Microsoft's replacement for each of these is non-standard and Windows-specific. In place of RMI and IIOP, Microsoft wants programmers to call DCOM, their little-used, Windows-only remote object mechanism. In place of JNI, Microsoft has created the Raw Native Interface (RNI), which again is Windows-specific and offers none of the security sophistication of JNI. In place of JFC, Microsoft is hurriedly inventing J/Direct. J/Direct is just a hole drilled in the bottom of Java through which the programmer can effectively call routines in the raw Windows API. Any program using J/Direct will be a nightmare to port to any other platform, just as programs written to MFC were.

Software Deployment
In the final analysis, does it really matter whether software will work on any platform? After all, 80% of computer users use Windows, don't they? Well, actually, yes, it matters.

Internet
To start with, there's the Internet. There are plenty of people who aren't using Windows and plenty more who aren't using a browser that will ever support Microsoft's proprietary extensions to Java. So content creators on the Internet, who have no idea what platform their target reader will be using but still don't want to use the lowest common denominator (HTML), have a choice of using either a proprietary power that a tiny percentage of readers will see, or of using the highest common denominator (standard Java), which is just as capable but works everywhere. Tough choice.

Set task =
Answer these questions from the text on Microsoft and Java:
1. What does Microsoft want programmers to call in place of RMI and IIOP?
2. What did Microsoft create in place of JNI?
3. What does the text call the lowest common denominator for content creators on the Internet?
Answer using only the text on Microsoft and Java.

Data section =
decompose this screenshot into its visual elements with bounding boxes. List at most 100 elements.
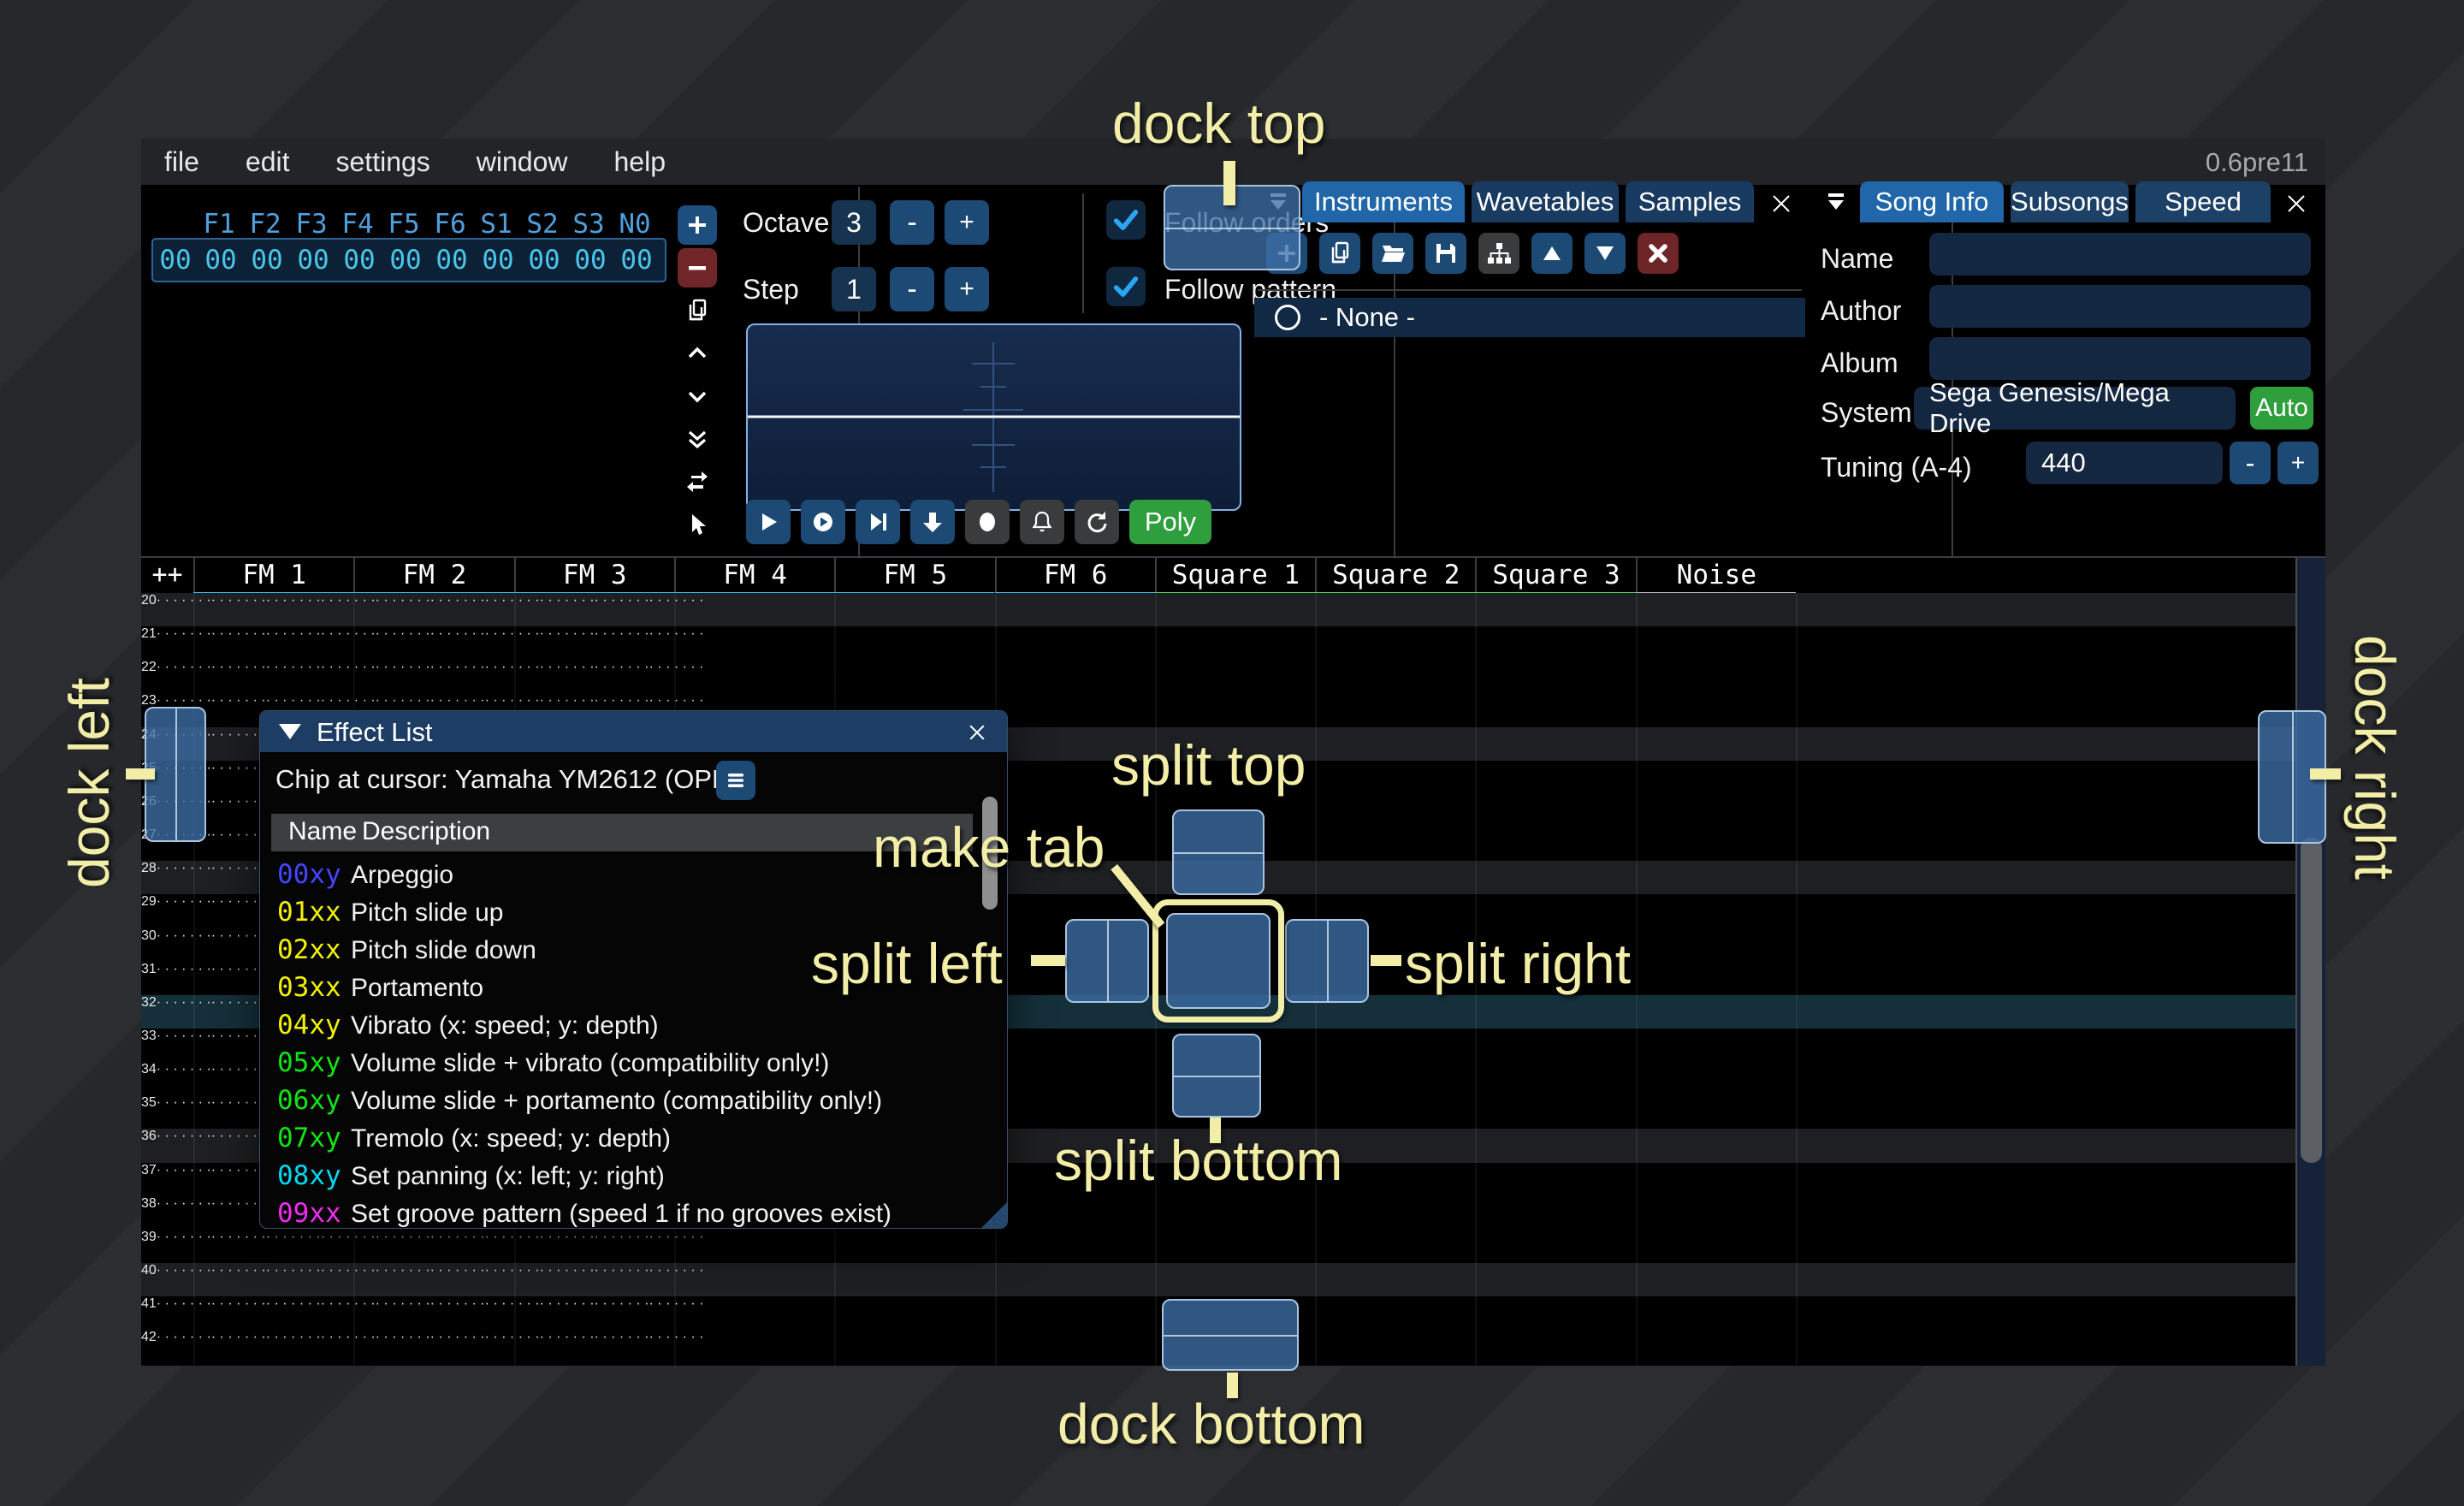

Expected answer =
1. DCOM
2. The Raw Native Interface (RNI)
3. HTML